EXERCISE: What number of lines contain the word "remain"? Reply with the number and nothing else.
--- begin RAW DATA ---
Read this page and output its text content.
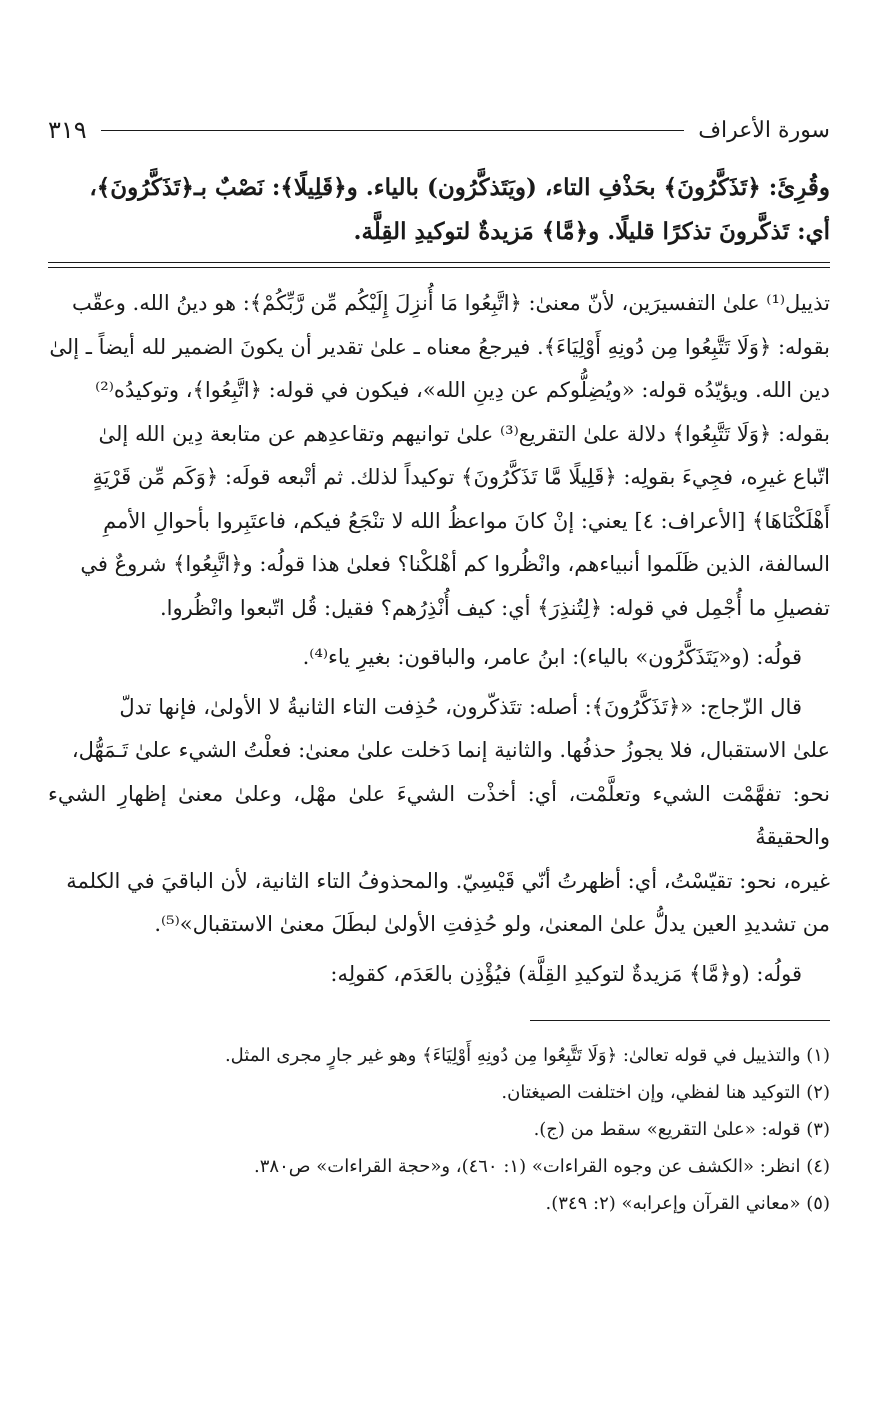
سورة الأعراف
٣١٩

وقُرِئَ: ﴿تَذَكَّرُونَ﴾ بحَذْفِ التاء، (ويَتَذكَّرُون) بالياء. و﴿قَلِيلًا﴾: نَصْبٌ بـ﴿تَذَكَّرُونَ﴾،

أي: تَذكَّرونَ تذكرًا قليلًا. و﴿مَّا﴾ مَزيدةٌ لتوكيدِ القِلَّة.

تذييل⁽¹⁾ علىٰ التفسيرَين، لأنّ معنىٰ: ﴿اتَّبِعُوا مَا أُنزِلَ إِلَيْكُم مِّن رَّبِّكُمْ﴾: هو دينُ الله. وعقّب

بقوله: ﴿وَلَا تَتَّبِعُوا مِن دُونِهِ أَوْلِيَاءَ﴾. فيرجعُ معناه ـ علىٰ تقدير أن يكونَ الضمير لله أيضاً ـ إلىٰ

دين الله. ويؤيّدُه قوله: «ويُضِلُّوكم عن دِينِ الله»، فيكون في قوله: ﴿اتَّبِعُوا﴾، وتوكيدُه⁽²⁾

بقوله: ﴿وَلَا تَتَّبِعُوا﴾ دلالة علىٰ التقريع⁽³⁾ علىٰ توانيهم وتقاعدِهم عن متابعة دِين الله إلىٰ

اتّباع غيرِه، فجِيءَ بقولِه: ﴿قَلِيلًا مَّا تَذَكَّرُونَ﴾ توكيداً لذلك. ثم أتْبعه قولَه: ﴿وَكَم مِّن قَرْيَةٍ

أَهْلَكْنَاهَا﴾ [الأعراف: ٤] يعني: إنْ كانَ مواعظُ الله لا تنْجَعُ فيكم، فاعتَبِروا بأحوالِ الأممِ

السالفة، الذين ظَلَموا أنبياءهم، وانْظُروا كم أهْلكْنا؟ فعلىٰ هذا قولُه: و﴿اتَّبِعُوا﴾ شروعٌ في

تفصيلِ ما أُجْمِل في قوله: ﴿لِتُنذِرَ﴾ أي: كيف أُنْذِرُهم؟ فقيل: قُل اتّبعوا وانْظُروا.

قولُه: (و«يَتَذَكَّرُون» بالياء): ابنُ عامر، والباقون: بغيرِ ياء⁽⁴⁾.

قال الزّجاج: «﴿تَذَكَّرُونَ﴾: أصله: تتَذكّرون، حُذِفت التاء الثانيةُ لا الأولىٰ، فإنها تدلّ

علىٰ الاستقبال، فلا يجوزُ حذفُها. والثانية إنما دَخلت علىٰ معنىٰ: فعلْتُ الشيء علىٰ تَـمَهُّل،

نحو: تفهَّمْت الشيء وتعلَّمْت، أي: أخذْت الشيءَ علىٰ مهْل، وعلىٰ معنىٰ إظهارِ الشيء والحقيقةُ

غيره، نحو: تقيّسْتُ، أي: أظهرتُ أنّي قَيْسِيّ. والمحذوفُ التاء الثانية، لأن الباقيَ في الكلمة

من تشديدِ العين يدلُّ علىٰ المعنىٰ، ولو حُذِفتِ الأولىٰ لبطَلَ معنىٰ الاستقبال»⁽⁵⁾.

قولُه: (و﴿مَّا﴾ مَزيدةٌ لتوكيدِ القِلَّة) فيُؤْذِن بالعَدَم، كقولِه:

(١) والتذييل في قوله تعالىٰ: ﴿وَلَا تَتَّبِعُوا مِن دُونِهِ أَوْلِيَاءَ﴾ وهو غير جارٍ مجرى المثل.

(٢) التوكيد هنا لفظي، وإن اختلفت الصيغتان.

(٣) قوله: «علىٰ التقريع» سقط من (ج).

(٤) انظر: «الكشف عن وجوه القراءات» (١: ٤٦٠)، و«حجة القراءات» ص٣٨٠.

(٥) «معاني القرآن وإعرابه» (٢: ٣٤٩).
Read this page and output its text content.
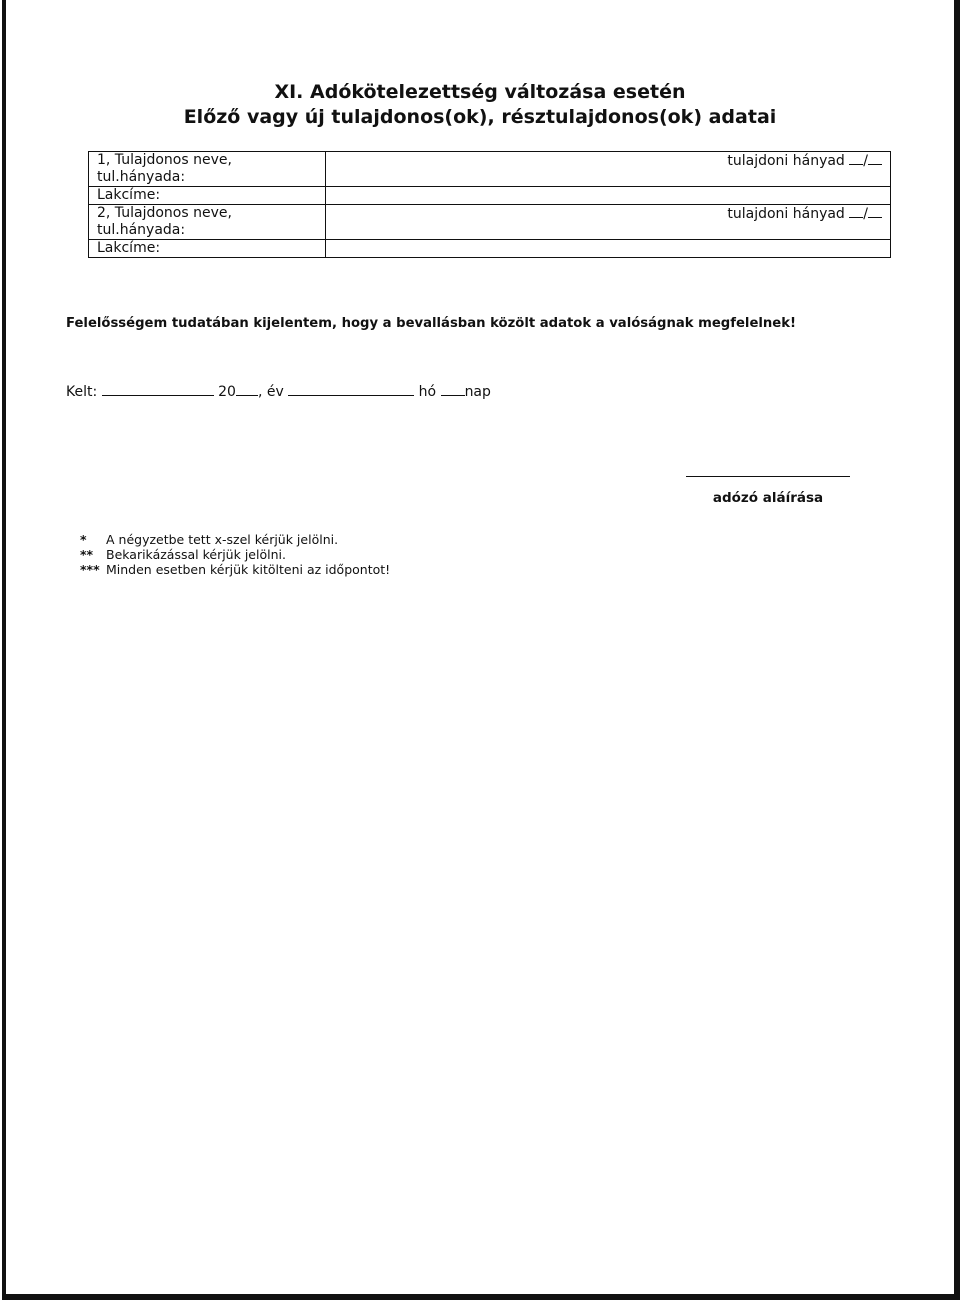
XI. Adókötelezettség változása esetén
Előző vagy új tulajdonos(ok), résztulajdonos(ok) adatai
1, Tulajdonos neve,
tul.hányada:	tulajdoni hányad /
Lakcíme:	
2, Tulajdonos neve,
tul.hányada:	tulajdoni hányad /
Lakcíme:	
Felelősségem tudatában kijelentem, hogy a bevallásban közölt adatok a valóságnak megfelelnek!
Kelt:	20 , év	hó nap
adózó aláírása
*	A négyzetbe tett x-szel kérjük jelölni.
**	Bekarikázással kérjük jelölni.
*** Minden esetben kérjük kitölteni az időpontot!
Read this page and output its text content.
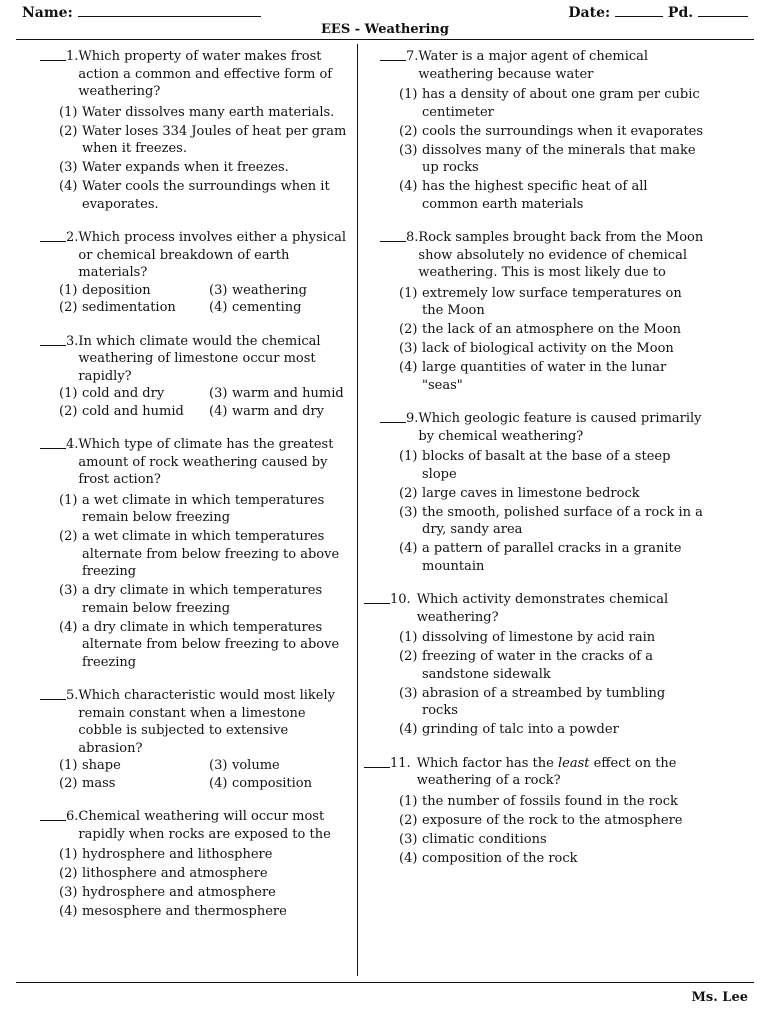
Name:	Date:	Pd.
EES - Weathering
1. Which property of water makes frost action a common and effective form of weathering?
(1) Water dissolves many earth materials.
(2) Water loses 334 Joules of heat per gram when it freezes.
(3) Water expands when it freezes.
(4) Water cools the surroundings when it evaporates.
2. Which process involves either a physical or chemical breakdown of earth materials?
(1) deposition	(3) weathering
(2) sedimentation	(4) cementing
3. In which climate would the chemical weathering of limestone occur most rapidly?
(1) cold and dry	(3) warm and humid
(2) cold and humid	(4) warm and dry
4. Which type of climate has the greatest amount of rock weathering caused by frost action?
(1) a wet climate in which temperatures remain below freezing
(2) a wet climate in which temperatures alternate from below freezing to above freezing
(3) a dry climate in which temperatures remain below freezing
(4) a dry climate in which temperatures alternate from below freezing to above freezing
5. Which characteristic would most likely remain constant when a limestone cobble is subjected to extensive abrasion?
(1) shape	(3) volume
(2) mass	(4) composition
6. Chemical weathering will occur most rapidly when rocks are exposed to the
(1) hydrosphere and lithosphere
(2) lithosphere and atmosphere
(3) hydrosphere and atmosphere
(4) mesosphere and thermosphere
7. Water is a major agent of chemical weathering because water
(1) has a density of about one gram per cubic centimeter
(2) cools the surroundings when it evaporates
(3) dissolves many of the minerals that make up rocks
(4) has the highest specific heat of all common earth materials
8. Rock samples brought back from the Moon show absolutely no evidence of chemical weathering. This is most likely due to
(1) extremely low surface temperatures on the Moon
(2) the lack of an atmosphere on the Moon
(3) lack of biological activity on the Moon
(4) large quantities of water in the lunar "seas"
9. Which geologic feature is caused primarily by chemical weathering?
(1) blocks of basalt at the base of a steep slope
(2) large caves in limestone bedrock
(3) the smooth, polished surface of a rock in a dry, sandy area
(4) a pattern of parallel cracks in a granite mountain
10. Which activity demonstrates chemical weathering?
(1) dissolving of limestone by acid rain
(2) freezing of water in the cracks of a sandstone sidewalk
(3) abrasion of a streambed by tumbling rocks
(4) grinding of talc into a powder
11. Which factor has the least effect on the weathering of a rock?
(1) the number of fossils found in the rock
(2) exposure of the rock to the atmosphere
(3) climatic conditions
(4) composition of the rock
Ms. Lee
--- end RAW DATA ---
WRITTEN ANSWER: 3